# Passage for review
Can a stem cell injection be an ACL surgery alternative? The ACL is the major stabilizing ligament of the knee. ACL tears are a big deal, especially in young athletes. In women’s soccer, torn knee ACLs seem to be an outright national epidemic. The surgery for this procedure is very invasive and installs a new ligament without many of the natural properties of the original equipment. Healing an ACL tear would be nothing short of miraculous, allowing the athlete to keep that ligament. But can this be done? We’ve been seeing evidence of healing of torn ACLs for years using a very exacting injection of stem cells directly into the torn ligament. To prove the point, we’re now funding two studies to make sure that the data gets into the peer reviewed medical literature.
When a doctor looks at an MRI of the ACL, it’s a very qualitative thing, meaning whether the ACL is healed is based on how the picture looks and how a reader interprets that image. However, research journals like quantitative data like blood tests and other diagnostics that spit out a number. So is there a way to bridge that gap between the two and use a quantitative way to see if the ACL ligament is better after a stem cell injection? Yes. Our research team is using MRI analysis software to turn the ACL before and after images into pixel intensity histograms.

# Data under study
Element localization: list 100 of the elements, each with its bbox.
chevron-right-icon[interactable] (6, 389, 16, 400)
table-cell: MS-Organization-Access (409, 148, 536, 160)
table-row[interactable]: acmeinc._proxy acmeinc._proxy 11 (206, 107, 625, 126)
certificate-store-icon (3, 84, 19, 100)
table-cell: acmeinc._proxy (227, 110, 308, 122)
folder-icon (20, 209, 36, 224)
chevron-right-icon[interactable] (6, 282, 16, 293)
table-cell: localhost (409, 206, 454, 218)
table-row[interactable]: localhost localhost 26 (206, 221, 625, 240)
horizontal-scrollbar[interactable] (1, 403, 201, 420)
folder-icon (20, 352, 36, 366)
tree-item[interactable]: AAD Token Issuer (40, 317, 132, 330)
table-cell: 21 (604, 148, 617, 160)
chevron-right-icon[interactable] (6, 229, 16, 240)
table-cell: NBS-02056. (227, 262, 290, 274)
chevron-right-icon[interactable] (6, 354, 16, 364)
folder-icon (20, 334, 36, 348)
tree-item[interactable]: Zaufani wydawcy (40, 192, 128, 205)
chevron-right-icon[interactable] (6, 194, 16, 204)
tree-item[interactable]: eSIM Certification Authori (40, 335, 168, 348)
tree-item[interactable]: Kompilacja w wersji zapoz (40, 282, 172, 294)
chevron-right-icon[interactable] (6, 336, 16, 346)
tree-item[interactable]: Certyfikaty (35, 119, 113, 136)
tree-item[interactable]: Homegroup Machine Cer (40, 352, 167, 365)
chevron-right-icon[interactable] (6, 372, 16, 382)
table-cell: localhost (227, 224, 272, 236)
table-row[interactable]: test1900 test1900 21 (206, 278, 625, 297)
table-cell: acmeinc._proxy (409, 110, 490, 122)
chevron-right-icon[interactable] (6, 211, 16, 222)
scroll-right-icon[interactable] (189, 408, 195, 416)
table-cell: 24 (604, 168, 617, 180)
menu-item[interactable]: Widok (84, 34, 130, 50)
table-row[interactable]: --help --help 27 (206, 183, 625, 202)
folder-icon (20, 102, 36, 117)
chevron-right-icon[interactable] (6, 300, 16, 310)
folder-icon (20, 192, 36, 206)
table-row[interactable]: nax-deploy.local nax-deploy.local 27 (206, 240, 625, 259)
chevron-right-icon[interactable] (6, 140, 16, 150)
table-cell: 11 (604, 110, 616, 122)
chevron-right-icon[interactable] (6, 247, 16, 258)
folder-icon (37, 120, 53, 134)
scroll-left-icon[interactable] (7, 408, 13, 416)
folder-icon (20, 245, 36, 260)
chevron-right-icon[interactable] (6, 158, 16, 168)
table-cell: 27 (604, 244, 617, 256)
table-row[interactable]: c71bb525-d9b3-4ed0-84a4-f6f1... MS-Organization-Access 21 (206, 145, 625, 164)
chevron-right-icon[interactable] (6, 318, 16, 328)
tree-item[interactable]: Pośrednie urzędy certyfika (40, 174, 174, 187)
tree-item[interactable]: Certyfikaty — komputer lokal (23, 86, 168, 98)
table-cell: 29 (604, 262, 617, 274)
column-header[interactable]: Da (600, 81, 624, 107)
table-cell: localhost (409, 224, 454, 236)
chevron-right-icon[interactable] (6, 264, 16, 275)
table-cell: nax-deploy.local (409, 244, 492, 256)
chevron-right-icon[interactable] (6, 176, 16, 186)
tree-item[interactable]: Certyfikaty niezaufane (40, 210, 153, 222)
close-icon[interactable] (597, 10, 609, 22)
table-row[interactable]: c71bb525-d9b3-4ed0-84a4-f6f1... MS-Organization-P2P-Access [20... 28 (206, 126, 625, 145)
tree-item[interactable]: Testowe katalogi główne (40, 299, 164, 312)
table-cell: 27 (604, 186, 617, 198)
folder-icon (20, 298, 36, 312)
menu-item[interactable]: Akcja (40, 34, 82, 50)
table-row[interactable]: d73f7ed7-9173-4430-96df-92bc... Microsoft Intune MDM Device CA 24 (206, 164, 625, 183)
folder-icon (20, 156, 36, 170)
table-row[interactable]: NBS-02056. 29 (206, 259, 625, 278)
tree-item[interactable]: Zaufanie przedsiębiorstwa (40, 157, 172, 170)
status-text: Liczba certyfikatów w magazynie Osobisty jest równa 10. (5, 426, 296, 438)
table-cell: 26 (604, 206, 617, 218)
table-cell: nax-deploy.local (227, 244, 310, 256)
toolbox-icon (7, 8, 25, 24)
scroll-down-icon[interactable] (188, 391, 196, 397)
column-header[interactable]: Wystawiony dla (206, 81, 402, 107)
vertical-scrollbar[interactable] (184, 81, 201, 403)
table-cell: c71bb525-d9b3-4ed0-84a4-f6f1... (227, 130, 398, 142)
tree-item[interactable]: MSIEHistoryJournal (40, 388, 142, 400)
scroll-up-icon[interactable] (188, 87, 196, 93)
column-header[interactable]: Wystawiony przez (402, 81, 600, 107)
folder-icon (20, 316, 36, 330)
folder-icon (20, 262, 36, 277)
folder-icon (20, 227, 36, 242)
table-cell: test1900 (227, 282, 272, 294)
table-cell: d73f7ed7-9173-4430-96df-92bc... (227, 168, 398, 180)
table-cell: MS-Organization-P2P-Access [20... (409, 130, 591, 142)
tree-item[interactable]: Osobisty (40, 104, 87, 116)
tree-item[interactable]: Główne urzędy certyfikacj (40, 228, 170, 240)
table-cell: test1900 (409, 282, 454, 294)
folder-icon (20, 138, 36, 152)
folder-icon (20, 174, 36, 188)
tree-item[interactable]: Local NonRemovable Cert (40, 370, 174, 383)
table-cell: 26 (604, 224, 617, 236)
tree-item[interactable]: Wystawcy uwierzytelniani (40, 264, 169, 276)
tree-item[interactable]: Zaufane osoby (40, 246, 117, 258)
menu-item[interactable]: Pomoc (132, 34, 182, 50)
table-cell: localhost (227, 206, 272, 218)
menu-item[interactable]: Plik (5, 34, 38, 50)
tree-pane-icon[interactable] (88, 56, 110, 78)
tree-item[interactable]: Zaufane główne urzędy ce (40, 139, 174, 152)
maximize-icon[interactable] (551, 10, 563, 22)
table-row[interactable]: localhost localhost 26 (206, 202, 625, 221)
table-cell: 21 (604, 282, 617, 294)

# What you will do
**a)** In the passage on stem cell injections for ACL tears, write out the section from "When a doctor" to "pixel intensity histograms.".
**b)** Summarize the passage on stem cell injections for ACL tears in three sentences.

# Results in order
**a)**
When a doctor looks at an MRI of the ACL, it’s a very qualitative thing, meaning whether the ACL is healed is based on how the picture looks and how a reader interprets that image. However, research journals like quantitative data like blood tests and other diagnostics that spit out a number. So is there a way to bridge that gap between the two and use a quantitative way to see if the ACL ligament is better after a stem cell injection? Yes. Our research team is using MRI analysis software to turn the ACL before and after images into pixel intensity histograms.

**b)** ACL tears are a serious injury, and the usual surgery is very invasive and installs a new ligament that lacks many of the original's natural properties. The writers report years of evidence that torn ACLs heal after a precise stem cell injection directly into the ligament, and they are funding two studies so the data reach the peer-reviewed medical literature. Because reading an ACL on MRI is qualitative while research journals favor quantitative data, their research team uses MRI analysis software to turn before and after images into pixel intensity histograms.